**Testo di partenza**
-=-=-=-=-

Nelle stesse ore dei premi al Lido, la giuria del Premio Campiello ha assegna quello del 2013 e per la prima volta ad uno scrittore morto, Ugo Riccarelli, autore di “L’amore graffia il mondo”, libro che parla di amore e di sensibilità femminile, ultima fatica, per Modadori, dello scrittore senese scomparso il 21 luglio.
Il romanzo, che ha conquistato i 300 lettori anonimi che lo hanno premiato postumo, a battutto “L’ultimo ballo di Charlot” di Fabio Stassi, “La caduta” di Giovanni Cocco, “Tentativi di botanica degli affetti” di Beatrice Bosini e “Geologia di un padre” di Valerio Magrelli, che spera di rifarsi al SuperMondello.
Il romanzo vincitore ha per protagonista una donna, di nome Signorina, nome che in sé racchiude un destino, con il padre, capostazione in un piccolo paese di provincia,che l’aveva chiamata così ispirandosi al soprannome di una locomotiva di straordinaria eleganza.
E creare eleganza, grazia, bellezza è sempre stato il suo talento. Un giorno dal treno sbuca un omino con gli occhi a mandorla e, con pochi semplici gesti, crea un vestitino di carta per la sua bambola.
L’omino scompare, ma le lascia un dono, un dono che lei scoprirà di possedere solo quando una sarta assisterà a una delle sue creazioni.
Potrebbe essere l’atto di nascita di una grande stilista, ma ci sono il fascismo, la povertà e gli scontri in famiglia.
“L’amore graffia il mondo” è il ritratto appassionante di una donna più forte delle proprie fragilità e del vento della storia: una figura indimenticabile, unica, eppure sorella delle tante donne che ogni giorno come guerriere silenziose rinunciano a se stesse per abnegazione e per amore.

-=-=-=-=-

**Dati forniti**
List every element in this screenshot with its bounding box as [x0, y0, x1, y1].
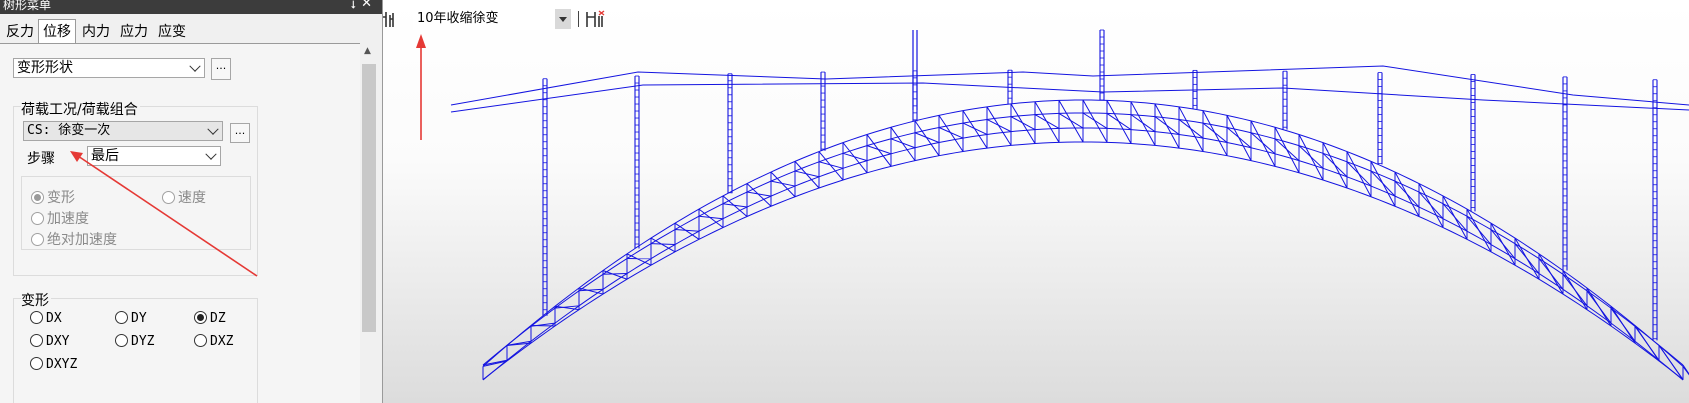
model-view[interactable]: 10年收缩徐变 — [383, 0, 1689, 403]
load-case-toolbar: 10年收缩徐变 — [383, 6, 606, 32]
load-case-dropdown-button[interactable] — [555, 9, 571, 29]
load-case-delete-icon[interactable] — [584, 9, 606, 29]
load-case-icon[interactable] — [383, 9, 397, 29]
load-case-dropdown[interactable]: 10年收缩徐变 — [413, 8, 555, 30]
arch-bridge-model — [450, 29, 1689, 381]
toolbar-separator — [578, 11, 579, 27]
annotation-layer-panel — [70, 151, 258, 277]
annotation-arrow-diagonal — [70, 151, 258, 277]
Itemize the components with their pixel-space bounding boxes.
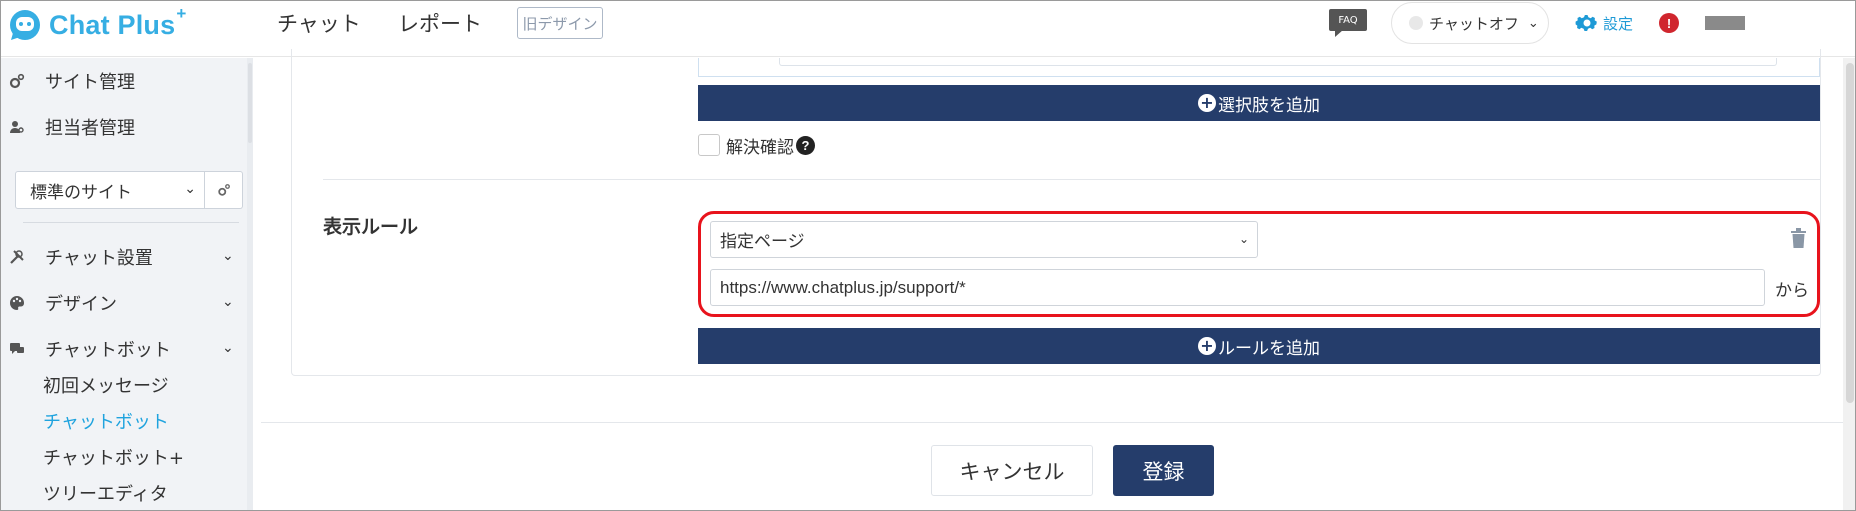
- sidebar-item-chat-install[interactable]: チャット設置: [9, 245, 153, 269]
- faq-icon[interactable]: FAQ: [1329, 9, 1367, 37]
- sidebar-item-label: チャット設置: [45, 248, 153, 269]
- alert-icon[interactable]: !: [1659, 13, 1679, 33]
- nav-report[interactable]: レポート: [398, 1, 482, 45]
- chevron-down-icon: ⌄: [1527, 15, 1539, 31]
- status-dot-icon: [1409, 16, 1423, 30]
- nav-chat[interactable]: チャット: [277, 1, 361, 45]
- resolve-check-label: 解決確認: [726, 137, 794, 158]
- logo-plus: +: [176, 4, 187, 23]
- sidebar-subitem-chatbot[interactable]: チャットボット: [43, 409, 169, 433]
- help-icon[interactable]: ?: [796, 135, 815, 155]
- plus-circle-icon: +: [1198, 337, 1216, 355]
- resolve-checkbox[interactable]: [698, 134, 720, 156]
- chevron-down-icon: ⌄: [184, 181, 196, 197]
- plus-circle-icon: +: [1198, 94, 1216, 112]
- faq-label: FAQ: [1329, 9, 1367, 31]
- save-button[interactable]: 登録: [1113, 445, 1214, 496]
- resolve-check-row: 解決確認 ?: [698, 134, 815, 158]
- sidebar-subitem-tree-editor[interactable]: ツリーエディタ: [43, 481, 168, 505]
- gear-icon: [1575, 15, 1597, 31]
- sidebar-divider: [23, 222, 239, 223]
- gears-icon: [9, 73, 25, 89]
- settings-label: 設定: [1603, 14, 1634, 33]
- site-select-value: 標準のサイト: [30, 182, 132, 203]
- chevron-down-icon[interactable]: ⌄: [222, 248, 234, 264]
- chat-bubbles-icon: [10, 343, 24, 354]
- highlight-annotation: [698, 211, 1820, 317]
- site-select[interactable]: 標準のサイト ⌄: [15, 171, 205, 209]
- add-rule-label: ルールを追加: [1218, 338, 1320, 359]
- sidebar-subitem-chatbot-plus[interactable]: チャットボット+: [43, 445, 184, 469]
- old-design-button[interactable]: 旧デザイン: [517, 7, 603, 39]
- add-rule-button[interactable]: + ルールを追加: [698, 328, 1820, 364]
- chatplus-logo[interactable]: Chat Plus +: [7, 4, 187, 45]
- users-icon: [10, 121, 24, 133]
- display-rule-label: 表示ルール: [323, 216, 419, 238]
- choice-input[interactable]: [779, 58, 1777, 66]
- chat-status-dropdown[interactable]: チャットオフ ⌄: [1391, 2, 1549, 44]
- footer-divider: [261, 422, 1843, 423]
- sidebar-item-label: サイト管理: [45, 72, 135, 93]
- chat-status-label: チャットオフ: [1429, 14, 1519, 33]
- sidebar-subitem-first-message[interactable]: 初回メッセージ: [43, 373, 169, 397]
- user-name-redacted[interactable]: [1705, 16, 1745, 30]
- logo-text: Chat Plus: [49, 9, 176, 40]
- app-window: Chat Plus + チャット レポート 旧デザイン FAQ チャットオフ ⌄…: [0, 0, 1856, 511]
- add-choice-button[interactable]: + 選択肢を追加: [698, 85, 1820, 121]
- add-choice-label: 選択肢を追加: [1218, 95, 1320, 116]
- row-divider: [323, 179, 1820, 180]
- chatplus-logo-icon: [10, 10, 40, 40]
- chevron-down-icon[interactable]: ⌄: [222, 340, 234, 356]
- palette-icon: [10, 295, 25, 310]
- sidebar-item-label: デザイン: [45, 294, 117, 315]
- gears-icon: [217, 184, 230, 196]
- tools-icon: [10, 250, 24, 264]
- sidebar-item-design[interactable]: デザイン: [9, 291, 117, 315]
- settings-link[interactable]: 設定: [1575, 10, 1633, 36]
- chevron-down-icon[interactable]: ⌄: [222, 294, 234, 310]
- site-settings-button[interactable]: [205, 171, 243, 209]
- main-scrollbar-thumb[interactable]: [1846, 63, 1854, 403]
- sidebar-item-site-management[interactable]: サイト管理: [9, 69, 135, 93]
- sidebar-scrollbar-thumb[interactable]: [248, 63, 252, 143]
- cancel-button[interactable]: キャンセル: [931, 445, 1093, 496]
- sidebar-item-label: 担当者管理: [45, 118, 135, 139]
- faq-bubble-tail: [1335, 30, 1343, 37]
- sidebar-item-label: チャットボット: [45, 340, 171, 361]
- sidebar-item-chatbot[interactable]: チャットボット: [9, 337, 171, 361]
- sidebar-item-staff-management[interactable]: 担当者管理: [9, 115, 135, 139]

-=-=-=-=-

**Le attività**
1 - Riassumi in due frasi il testo sul Premio Campiello 2013.
2 - Riprendi, per favore, il testo sul Premio Campiello 2013 e proseguilo a partire dalla sua ultima frase.
Le righe provengono da una fonte diversa rispetto al testo.

**Risultati attesi**
1 - Il Premio Campiello 2013 è stato assegnato per la prima volta a uno scrittore morto, il senese Ugo Riccarelli, scomparso il 21 luglio, per "L'amore graffia il mondo", romanzo premiato da 300 lettori anonimi davanti ai libri di Fabio Stassi, Giovanni Cocco, Beatrice Bosini e Valerio Magrelli. La protagonista, Signorina, figlia di un capostazione di un piccolo paese di provincia, scopre grazie a un misterioso omino e a una sarta il proprio talento nel creare eleganza e bellezza, ma deve fare i conti con il fascismo, la povertà e gli scontri in famiglia.

2 -
Ma – come “Il dolore perfetto”, con cui Riccarelli ha vinse il premio Strega nel 2004 – questo romanzo è anche la saga di una grande famiglia, con una galleria di personaggi severi o meschini, inermi o tenaci che rimangono incisi nella memoria perché appartengono a un tempo perduto. È la storia dell’amore più assoluto e viscerale, quello tra madre e figlio, e della speranza più visionaria. Ed è la celebrazione della forza dell’immaginazione: quella di una donna capace di trarre un abito dalle pieghe di un foglio di carta, perché bastano pochi semplici gesti per vestire di bellezza il mondo.
Il premio è stato consegnato dal presidente di Confindustria Veneto e del Campiello, Roberto Zuccato, alla vedova dello scritore Roberta Bertone in una serata in cui è cresciuta progressivamente di emozione, prsentata in diretta in diretta su Rai5 e Rainews24, on la nuova conduzione di Geppi Cucciari, in abito nero lungo luccicante, e del sempre impeccabile Neri Marcorè.
Dopo i premi al Lido e al Campiello viene fatto di pensare che Venezia ha sempre accostato cinema e letteratura e che, anche quest’anno, la grande letteratura è stata protagonista alla Mostra del Cinema con molti, moltissimi titoli ispirati a romanzi o a vite di scrittori e i nomi dei registi e degli autori mesc olati fino a confondersi.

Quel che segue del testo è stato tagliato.